::: Supplied passage :::

Saturday, March 29, 2014
Planting a Pumpkin
It was the first year of our school garden and one of our goals was to get every student into the garden to have the experience of planting something. We had all kinds of interesting seeds to sow. Pumpkins and watermelons were the favorites of most of the students. One of our school's most successful students told me directly, "This is not my destiny!"
Is the idea of working with the soil or working manually beneath us in this day and age? Is the idea of starting at the bottom as old fashioned, as I am? Is there a reason to learn a business from the ground up? Is there a reason to learn how to work with your hands or at a seemingly low level at least for some period of time? Is being a "worker" for the less intelligent only?
One summer, I had the opportunity to clean houses for money. It was an invaluable experience, because of what I learned. It helped me see how people can be treated if they are considered to be lower than others. It taught me the value of doing a careful, thorough job and the satisfaction we can gain from working hard physically. It helped me understand how people organize their homes, lives and how they see others.
Christ taught us that the greatest among us would be a servant of all. Christ was not just talking about "starting at the bottom". He was talking about a way of life and what true leadership would be like. How can we be a wise leaders if we cannot understand what it is like to be at the bottom? At Passover, Christ asks us how can we truly be humble unless we have "washed some one's feet"?
There are a lot reasons to start at the bottom in any field, but when it comes to farming or gardening, there is so much to be learned and experienced. Besides the understandings and joy found in the work itself, the reliance on God and the wonder at His creation are essential to the planting,watering, cultivating, and pruning process. (How could anyone who works in a garden be an atheist?)

:::

Task list:
1. Copy the pumpkin-planting post word for word, in full.
2. Arrange the lines of the records starting at the one containing "Patent image size: (816, 446)." and ending at the one containing "The fitting 72 is at (330, 68)." as a JSON list of strings, one string per line, leaving out blank lines.
The post above and the records that come after it are unrelated material.

::: Extracted records :::

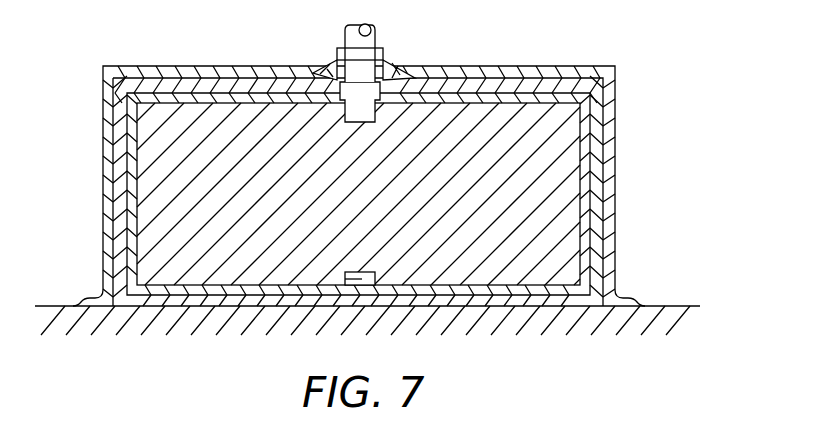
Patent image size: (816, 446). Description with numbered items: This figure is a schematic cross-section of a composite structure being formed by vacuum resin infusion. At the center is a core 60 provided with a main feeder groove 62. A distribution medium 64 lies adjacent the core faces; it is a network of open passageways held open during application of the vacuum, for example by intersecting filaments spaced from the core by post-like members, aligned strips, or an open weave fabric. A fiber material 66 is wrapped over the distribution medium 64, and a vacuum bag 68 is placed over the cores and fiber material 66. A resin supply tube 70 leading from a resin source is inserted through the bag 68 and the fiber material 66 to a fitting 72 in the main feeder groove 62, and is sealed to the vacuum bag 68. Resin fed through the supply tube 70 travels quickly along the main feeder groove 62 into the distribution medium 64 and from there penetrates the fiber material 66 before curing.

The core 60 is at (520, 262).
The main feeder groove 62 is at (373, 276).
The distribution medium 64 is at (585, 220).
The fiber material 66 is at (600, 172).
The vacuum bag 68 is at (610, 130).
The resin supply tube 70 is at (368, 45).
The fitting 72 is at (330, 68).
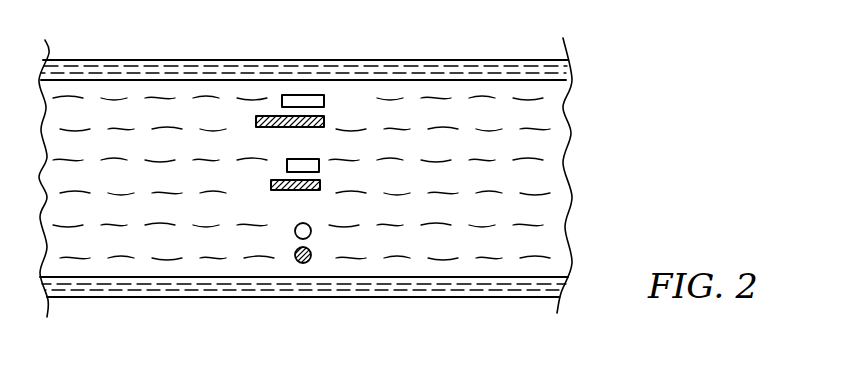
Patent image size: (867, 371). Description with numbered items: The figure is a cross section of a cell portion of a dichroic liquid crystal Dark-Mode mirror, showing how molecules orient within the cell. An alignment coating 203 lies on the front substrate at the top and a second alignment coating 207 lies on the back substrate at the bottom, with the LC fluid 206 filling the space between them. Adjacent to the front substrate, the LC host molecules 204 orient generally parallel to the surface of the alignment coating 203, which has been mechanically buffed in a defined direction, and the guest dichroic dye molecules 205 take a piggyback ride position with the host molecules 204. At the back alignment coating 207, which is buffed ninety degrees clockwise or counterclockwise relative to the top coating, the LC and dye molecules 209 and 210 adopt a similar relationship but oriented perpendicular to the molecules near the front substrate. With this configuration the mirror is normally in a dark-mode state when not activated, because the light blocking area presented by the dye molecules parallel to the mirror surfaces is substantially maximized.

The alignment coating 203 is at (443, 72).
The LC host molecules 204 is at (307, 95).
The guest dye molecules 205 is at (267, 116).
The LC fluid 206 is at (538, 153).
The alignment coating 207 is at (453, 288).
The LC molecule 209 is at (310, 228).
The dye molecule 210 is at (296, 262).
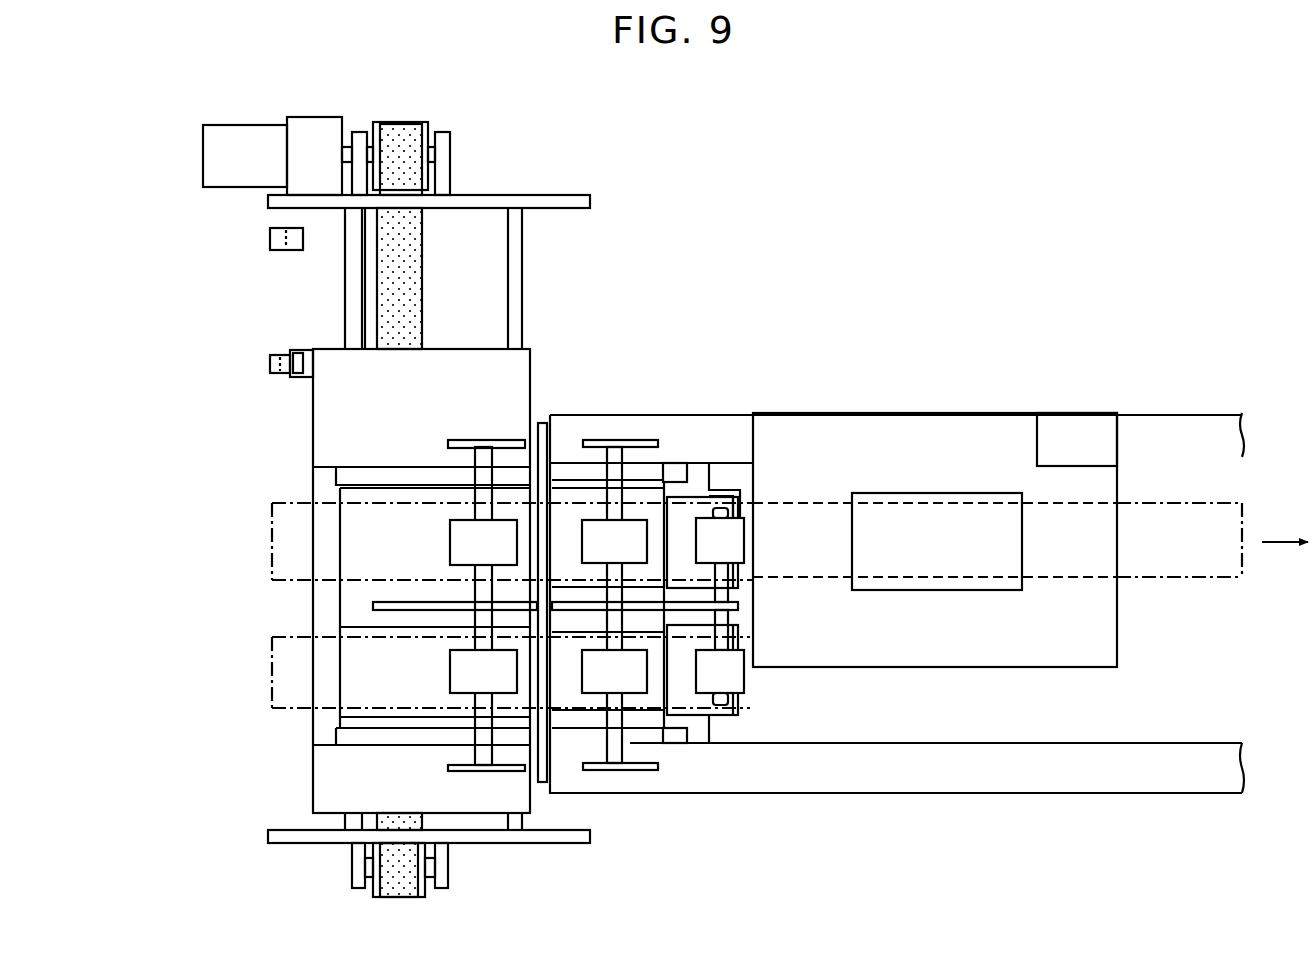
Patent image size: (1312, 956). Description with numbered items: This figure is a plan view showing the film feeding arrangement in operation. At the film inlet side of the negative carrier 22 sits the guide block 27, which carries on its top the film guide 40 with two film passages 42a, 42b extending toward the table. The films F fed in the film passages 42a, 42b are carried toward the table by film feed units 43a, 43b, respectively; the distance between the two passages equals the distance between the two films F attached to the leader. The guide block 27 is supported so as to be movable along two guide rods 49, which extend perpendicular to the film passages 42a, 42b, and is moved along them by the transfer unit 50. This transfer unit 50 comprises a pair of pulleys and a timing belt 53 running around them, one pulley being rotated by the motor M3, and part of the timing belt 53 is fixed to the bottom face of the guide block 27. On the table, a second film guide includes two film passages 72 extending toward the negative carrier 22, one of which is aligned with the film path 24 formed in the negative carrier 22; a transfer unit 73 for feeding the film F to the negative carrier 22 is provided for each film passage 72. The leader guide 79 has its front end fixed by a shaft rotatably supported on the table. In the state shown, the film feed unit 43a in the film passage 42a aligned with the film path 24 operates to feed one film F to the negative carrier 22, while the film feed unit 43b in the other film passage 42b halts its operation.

:::
::: Extracted records :::

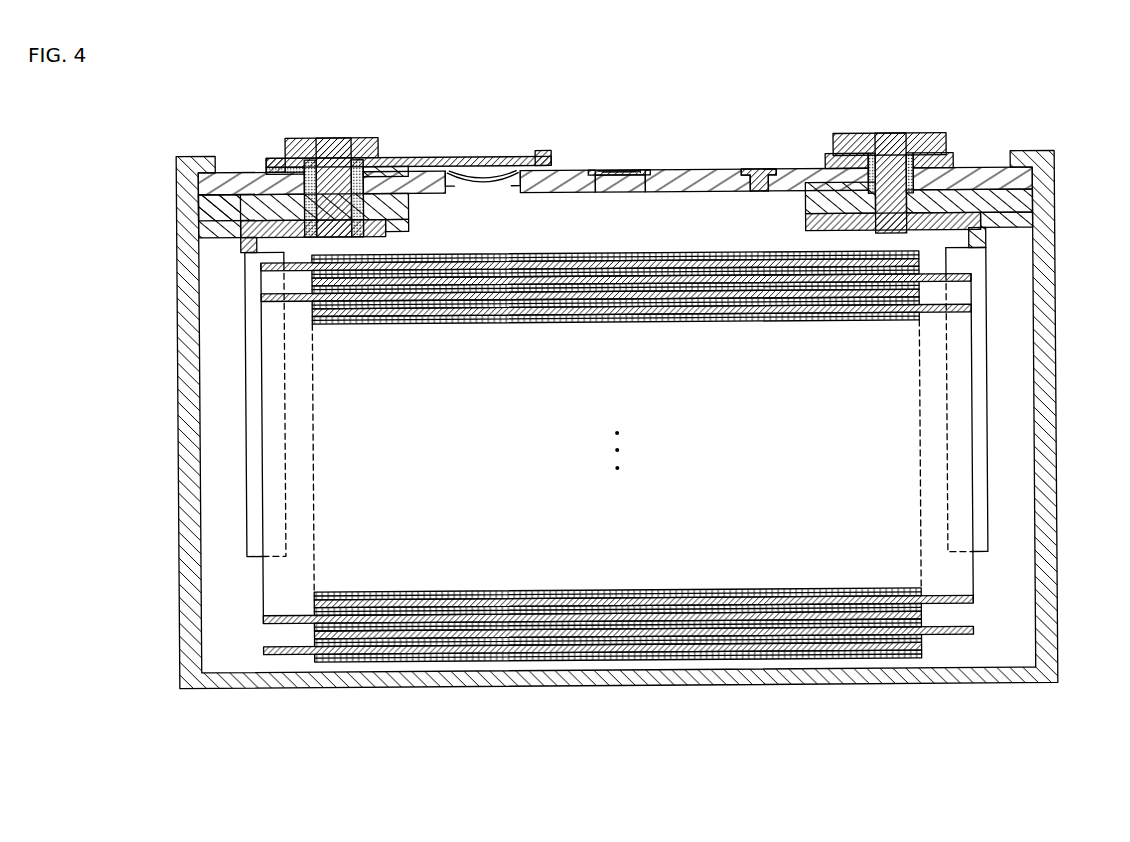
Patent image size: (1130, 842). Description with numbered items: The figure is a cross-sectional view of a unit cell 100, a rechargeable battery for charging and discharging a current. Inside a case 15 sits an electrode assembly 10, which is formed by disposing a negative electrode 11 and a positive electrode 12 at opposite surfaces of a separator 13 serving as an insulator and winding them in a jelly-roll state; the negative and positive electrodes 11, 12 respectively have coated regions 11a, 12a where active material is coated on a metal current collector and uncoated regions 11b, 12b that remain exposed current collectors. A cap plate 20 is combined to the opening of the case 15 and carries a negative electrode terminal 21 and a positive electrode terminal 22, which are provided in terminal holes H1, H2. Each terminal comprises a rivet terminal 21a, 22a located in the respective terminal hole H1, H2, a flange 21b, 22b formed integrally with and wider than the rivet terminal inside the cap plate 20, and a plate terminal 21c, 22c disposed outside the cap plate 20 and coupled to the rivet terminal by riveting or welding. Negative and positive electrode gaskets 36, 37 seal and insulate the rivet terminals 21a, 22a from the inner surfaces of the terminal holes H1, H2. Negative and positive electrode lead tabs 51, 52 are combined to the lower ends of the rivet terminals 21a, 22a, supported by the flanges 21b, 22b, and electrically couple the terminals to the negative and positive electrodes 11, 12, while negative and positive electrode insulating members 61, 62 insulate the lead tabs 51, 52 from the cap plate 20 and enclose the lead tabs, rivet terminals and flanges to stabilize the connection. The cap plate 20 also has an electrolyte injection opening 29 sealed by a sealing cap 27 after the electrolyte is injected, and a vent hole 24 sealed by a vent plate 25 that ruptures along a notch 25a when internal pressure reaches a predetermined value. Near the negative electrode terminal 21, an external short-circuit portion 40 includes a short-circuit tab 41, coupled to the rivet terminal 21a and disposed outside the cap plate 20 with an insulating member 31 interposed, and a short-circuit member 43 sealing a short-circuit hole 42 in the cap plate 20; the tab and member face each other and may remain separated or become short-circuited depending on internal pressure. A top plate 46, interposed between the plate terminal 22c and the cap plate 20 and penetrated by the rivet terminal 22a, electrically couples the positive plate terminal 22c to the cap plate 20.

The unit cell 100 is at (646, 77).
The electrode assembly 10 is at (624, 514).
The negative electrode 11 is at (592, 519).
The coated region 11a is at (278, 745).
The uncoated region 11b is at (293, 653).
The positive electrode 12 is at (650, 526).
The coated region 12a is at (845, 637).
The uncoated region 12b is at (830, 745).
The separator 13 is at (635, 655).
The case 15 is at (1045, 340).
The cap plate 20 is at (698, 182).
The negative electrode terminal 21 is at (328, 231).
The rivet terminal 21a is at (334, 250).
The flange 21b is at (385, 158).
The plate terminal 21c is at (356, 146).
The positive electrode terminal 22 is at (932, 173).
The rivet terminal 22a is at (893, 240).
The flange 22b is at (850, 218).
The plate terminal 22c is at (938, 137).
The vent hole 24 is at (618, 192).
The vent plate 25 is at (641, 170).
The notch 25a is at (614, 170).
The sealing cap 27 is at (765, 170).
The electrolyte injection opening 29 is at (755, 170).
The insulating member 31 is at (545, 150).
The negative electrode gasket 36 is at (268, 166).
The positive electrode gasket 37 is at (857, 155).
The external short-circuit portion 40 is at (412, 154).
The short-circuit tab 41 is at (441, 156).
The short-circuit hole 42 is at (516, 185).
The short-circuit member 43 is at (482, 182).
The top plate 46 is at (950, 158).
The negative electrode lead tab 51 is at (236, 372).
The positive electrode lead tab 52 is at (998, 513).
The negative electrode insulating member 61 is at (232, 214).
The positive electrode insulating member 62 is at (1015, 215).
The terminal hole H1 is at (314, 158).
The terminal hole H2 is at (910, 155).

:::

Worked answers:
1.
Saturday, March 29, 2014
Planting a Pumpkin
It was the first year of our school garden and one of our goals was to get every student into the garden to have the experience of planting something. We had all kinds of interesting seeds to sow. Pumpkins and watermelons were the favorites of most of the students. One of our school's most successful students told me directly, "This is not my destiny!"
Is the idea of working with the soil or working manually beneath us in this day and age? Is the idea of starting at the bottom as old fashioned, as I am? Is there a reason to learn a business from the ground up? Is there a reason to learn how to work with your hands or at a seemingly low level at least for some period of time? Is being a "worker" for the less intelligent only?
One summer, I had the opportunity to clean houses for money. It was an invaluable experience, because of what I learned. It helped me see how people can be treated if they are considered to be lower than others. It taught me the value of doing a careful, thorough job and the satisfaction we can gain from working hard physically. It helped me understand how people organize their homes, lives and how they see others.
Christ taught us that the greatest among us would be a servant of all. Christ was not just talking about "starting at the bottom". He was talking about a way of life and what true leadership would be like. How can we be a wise leaders if we cannot understand what it is like to be at the bottom? At Passover, Christ asks us how can we truly be humble unless we have "washed some one's feet"?
There are a lot reasons to start at the bottom in any field, but when it comes to farming or gardening, there is so much to be learned and experienced. Besides the understandings and joy found in the work itself, the reliance on God and the wonder at His creation are essential to the planting,watering, cultivating, and pruning process. (How could anyone who works in a garden be an atheist?)

2.
[
  "Patent image size: (816, 446). Description with numbered items: This figure is a schematic cross-section of a composite structure being formed by vacuum resin infusion. At the center is a core 60 provided with a main feeder groove 62. A distribution medium 64 lies adjacent the core faces; it is a network of open passageways held open during application of the vacuum, for example by intersecting filaments spaced from the core by post-like members, aligned strips, or an open weave fabric. A fiber material 66 is wrapped over the distribution medium 64, and a vacuum bag 68 is placed over the cores and fiber material 66. A resin supply tube 70 leading from a resin source is inserted through the bag 68 and the fiber material 66 to a fitting 72 in the main feeder groove 62, and is sealed to the vacuum bag 68. Resin fed through the supply tube 70 travels quickly along the main feeder groove 62 into the distribution medium 64 and from there penetrates the fiber material 66 before curing.",
  "The core 60 is at (520, 262).",
  "The main feeder groove 62 is at (373, 276).",
  "The distribution medium 64 is at (585, 220).",
  "The fiber material 66 is at (600, 172).",
  "The vacuum bag 68 is at (610, 130).",
  "The resin supply tube 70 is at (368, 45).",
  "The fitting 72 is at (330, 68)."
]